GOAL ::
Extract each line where the string "SANMING" shows up.

** START OF EXERCISE MATERIALS **

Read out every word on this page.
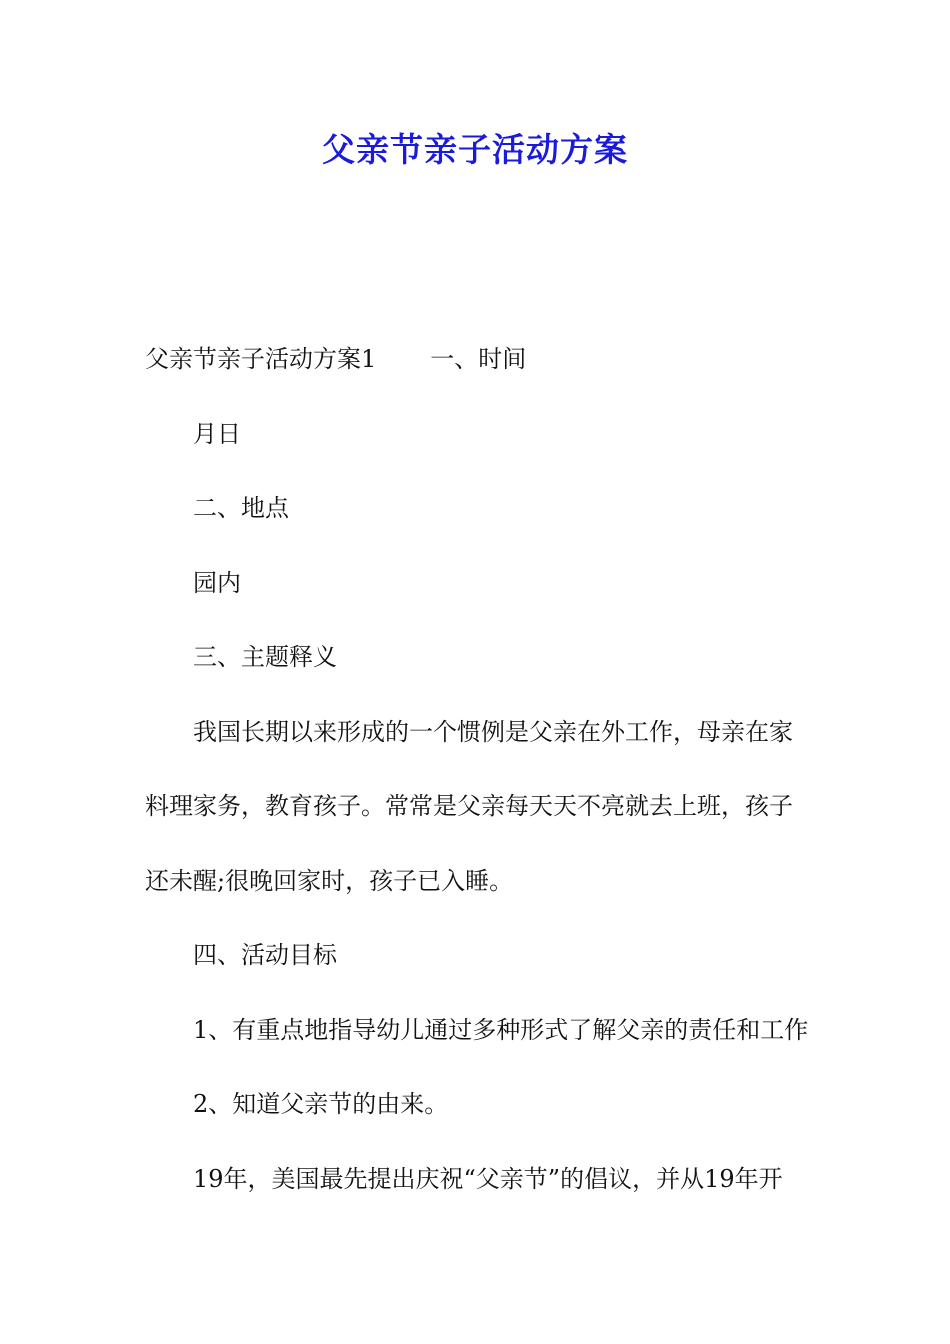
父亲节亲子活动方案
父亲节亲子活动方案1 一、时间
月日
二、地点
园内
三、主题释义
我国长期以来形成的一个惯例是父亲在外工作，母亲在家
料理家务，教育孩子。常常是父亲每天天不亮就去上班，孩子
还未醒;很晚回家时，孩子已入睡。
四、活动目标
1、有重点地指导幼儿通过多种形式了解父亲的责任和工作
2、知道父亲节的由来。
19年，美国最先提出庆祝“父亲节”的倡议，并从19年开
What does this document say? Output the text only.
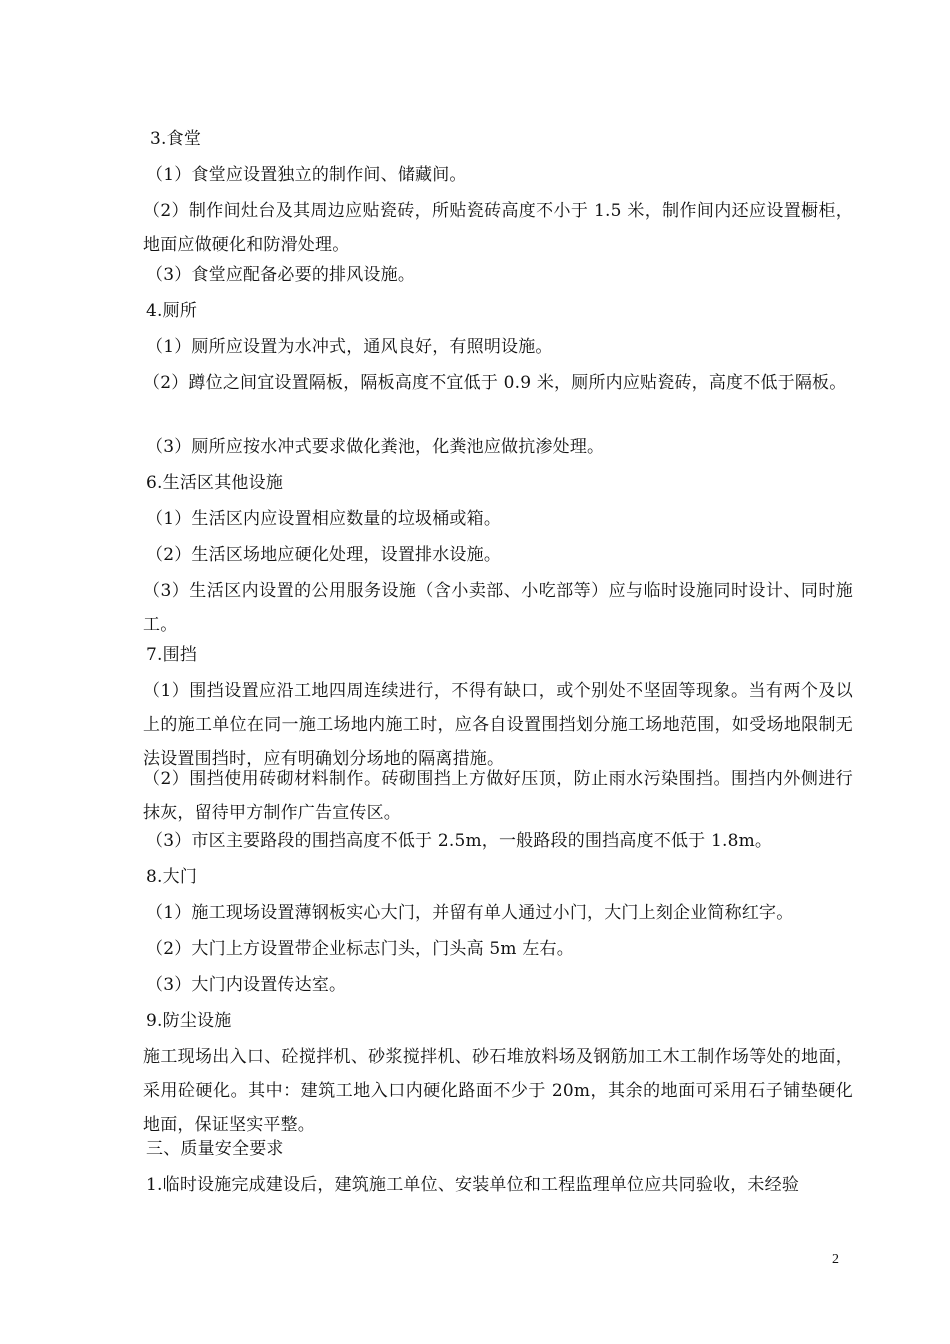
3.食堂
（1）食堂应设置独立的制作间、储藏间。
（2）制作间灶台及其周边应贴瓷砖，所贴瓷砖高度不小于 1.5 米，制作间内还应设置橱柜，地面应做硬化和防滑处理。
（3）食堂应配备必要的排风设施。
4.厕所
（1）厕所应设置为水冲式，通风良好，有照明设施。
（2）蹲位之间宜设置隔板，隔板高度不宜低于 0.9 米，厕所内应贴瓷砖，高度不低于隔板。
（3）厕所应按水冲式要求做化粪池，化粪池应做抗渗处理。
6.生活区其他设施
（1）生活区内应设置相应数量的垃圾桶或箱。
（2）生活区场地应硬化处理，设置排水设施。
（3）生活区内设置的公用服务设施（含小卖部、小吃部等）应与临时设施同时设计、同时施工。
7.围挡
（1）围挡设置应沿工地四周连续进行，不得有缺口，或个别处不坚固等现象。当有两个及以上的施工单位在同一施工场地内施工时，应各自设置围挡划分施工场地范围，如受场地限制无法设置围挡时，应有明确划分场地的隔离措施。
（2）围挡使用砖砌材料制作。砖砌围挡上方做好压顶，防止雨水污染围挡。围挡内外侧进行抹灰，留待甲方制作广告宣传区。
（3）市区主要路段的围挡高度不低于 2.5m，一般路段的围挡高度不低于 1.8m。
8.大门
（1）施工现场设置薄钢板实心大门，并留有单人通过小门，大门上刻企业简称红字。
（2）大门上方设置带企业标志门头，门头高 5m 左右。
（3）大门内设置传达室。
9.防尘设施
施工现场出入口、砼搅拌机、砂浆搅拌机、砂石堆放料场及钢筋加工木工制作场等处的地面，采用砼硬化。其中：建筑工地入口内硬化路面不少于 20m，其余的地面可采用石子铺垫硬化地面，保证坚实平整。
三、质量安全要求
1.临时设施完成建设后，建筑施工单位、安装单位和工程监理单位应共同验收，未经验
2
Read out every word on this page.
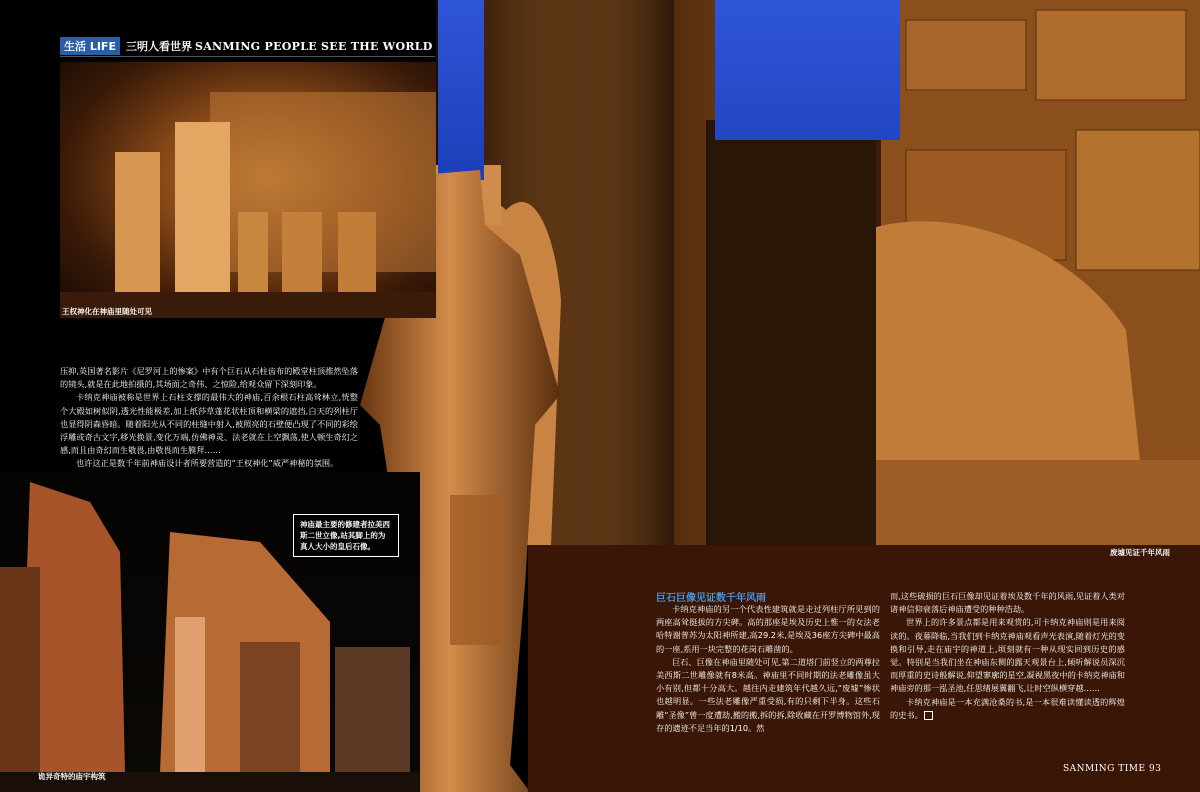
生活 LIFE 三明人看世界 SANMING PEOPLE SEE THE WORLD
王权神化在神庙里随处可见
诡异奇特的庙宇构筑
废墟见证千年风雨
神庙最主要的修建者拉美西斯二世立像,站其脚上的为真人大小的皇后石像。

压抑,英国著名影片《尼罗河上的惨案》中有个巨石从石柱齿布的殿堂柱顶推然坠落的镜头,就是在此地拍摄的,其场面之奇伟、之惊险,给观众留下深刻印象。

卡纳克神庙被称是世界上石柱支撑的最伟大的神庙,百余根石柱高耸林立,恍整个大殿如树似阴,透光性能极差,加上纸莎草蓬花状柱顶和横梁的遮挡,白天的列柱厅也显得阴森昏暗。随着阳光从不同的柱缝中射入,被照亮的石壁便凸现了不同的彩绘浮雕或奇古文字,移光换景,变化万端,仿佛神灵、法老就在上空飘荡,使人顿生奇幻之感,而且由奇幻而生敬畏,由敬畏而生膜拜……

也许这正是数千年前神庙设计者所要营造的“王权神化”威严神秘的氛围。

巨石巨像见证数千年风雨

卡纳克神庙的另一个代表性建筑就是走过列柱厅所见到的两座高耸挺拔的方尖碑。高的那座是埃及历史上惟一的女法老哈特谢普苏为太阳神所建,高29.2米,是埃及36座方尖碑中最高的一座,系用一块完整的花岗石雕凿的。

巨石、巨像在神庙里随处可见,第二道塔门前竖立的两尊拉美西斯二世雕像就有8米高。神庙里不同时期的法老雕像虽大小有别,但都十分高大。越往内走建筑年代越久远,“废墟”惨状也越明显。一些法老雕像严重受损,有的只剩下半身。这些石雕“圣像”曾一度遭劫,搬的搬,拆的拆,除收藏在开罗博物馆外,现存的遗迹不足当年的1/10。然

而,这些破损的巨石巨像却见证着埃及数千年的风雨,见证着人类对诸神信仰衰落后神庙遭受的种种浩劫。

世界上的许多景点都是用来观赏的,可卡纳克神庙则是用来阅读的。夜幕降临,当我们到卡纳克神庙观看声光表演,随着灯光的变换和引导,走在庙宇的神道上,顷刻就有一种从现实回到历史的感觉。特别是当我们坐在神庙东侧的露天观景台上,倾听解说员深沉而厚重的史诗般解说,仰望寥廓的星空,凝视黑夜中的卡纳克神庙和神庙旁的那一泓圣池,任思绪展翼翻飞,让时空纵横穿越……

卡纳克神庙是一本充满沧桑的书,是一本很难读懂读透的辉煌的史书。

SANMING TIME 93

** END OF EXERCISE MATERIALS **

TASK RESPONSE ::
生活 LIFE 三明人看世界 SANMING PEOPLE SEE THE WORLD
SANMING TIME 93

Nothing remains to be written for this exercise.